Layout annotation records
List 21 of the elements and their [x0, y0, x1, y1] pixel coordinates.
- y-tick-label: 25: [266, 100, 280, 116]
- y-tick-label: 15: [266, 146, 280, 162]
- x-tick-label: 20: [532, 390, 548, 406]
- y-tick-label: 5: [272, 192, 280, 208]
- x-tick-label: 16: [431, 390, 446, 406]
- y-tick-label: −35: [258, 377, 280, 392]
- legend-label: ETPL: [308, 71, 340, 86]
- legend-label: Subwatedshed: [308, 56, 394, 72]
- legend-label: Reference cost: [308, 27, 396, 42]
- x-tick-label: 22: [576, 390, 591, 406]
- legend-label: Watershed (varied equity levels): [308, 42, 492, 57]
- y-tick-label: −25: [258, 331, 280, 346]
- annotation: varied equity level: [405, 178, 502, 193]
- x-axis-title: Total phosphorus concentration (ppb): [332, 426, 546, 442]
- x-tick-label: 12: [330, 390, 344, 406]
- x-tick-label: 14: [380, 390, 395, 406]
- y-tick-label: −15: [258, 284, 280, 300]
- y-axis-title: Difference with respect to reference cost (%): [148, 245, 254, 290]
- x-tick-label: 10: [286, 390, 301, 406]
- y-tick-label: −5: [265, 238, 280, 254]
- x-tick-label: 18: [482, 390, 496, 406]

#### Required work:
Copy out every item above word for word, leaving each line unchanged.

#### Finished answer:
List 21 of the elements and their [x0, y0, x1, y1] pixel coordinates.
- y-tick-label: 25: [266, 100, 280, 116]
- y-tick-label: 15: [266, 146, 280, 162]
- x-tick-label: 20: [532, 390, 548, 406]
- y-tick-label: 5: [272, 192, 280, 208]
- x-tick-label: 16: [431, 390, 446, 406]
- y-tick-label: −35: [258, 377, 280, 392]
- legend-label: ETPL: [308, 71, 340, 86]
- legend-label: Subwatedshed: [308, 56, 394, 72]
- legend-label: Reference cost: [308, 27, 396, 42]
- x-tick-label: 22: [576, 390, 591, 406]
- legend-label: Watershed (varied equity levels): [308, 42, 492, 57]
- y-tick-label: −25: [258, 331, 280, 346]
- annotation: varied equity level: [405, 178, 502, 193]
- x-axis-title: Total phosphorus concentration (ppb): [332, 426, 546, 442]
- x-tick-label: 12: [330, 390, 344, 406]
- x-tick-label: 14: [380, 390, 395, 406]
- y-tick-label: −15: [258, 284, 280, 300]
- y-axis-title: Difference with respect to reference cost (%): [148, 245, 254, 290]
- x-tick-label: 10: [286, 390, 301, 406]
- y-tick-label: −5: [265, 238, 280, 254]
- x-tick-label: 18: [482, 390, 496, 406]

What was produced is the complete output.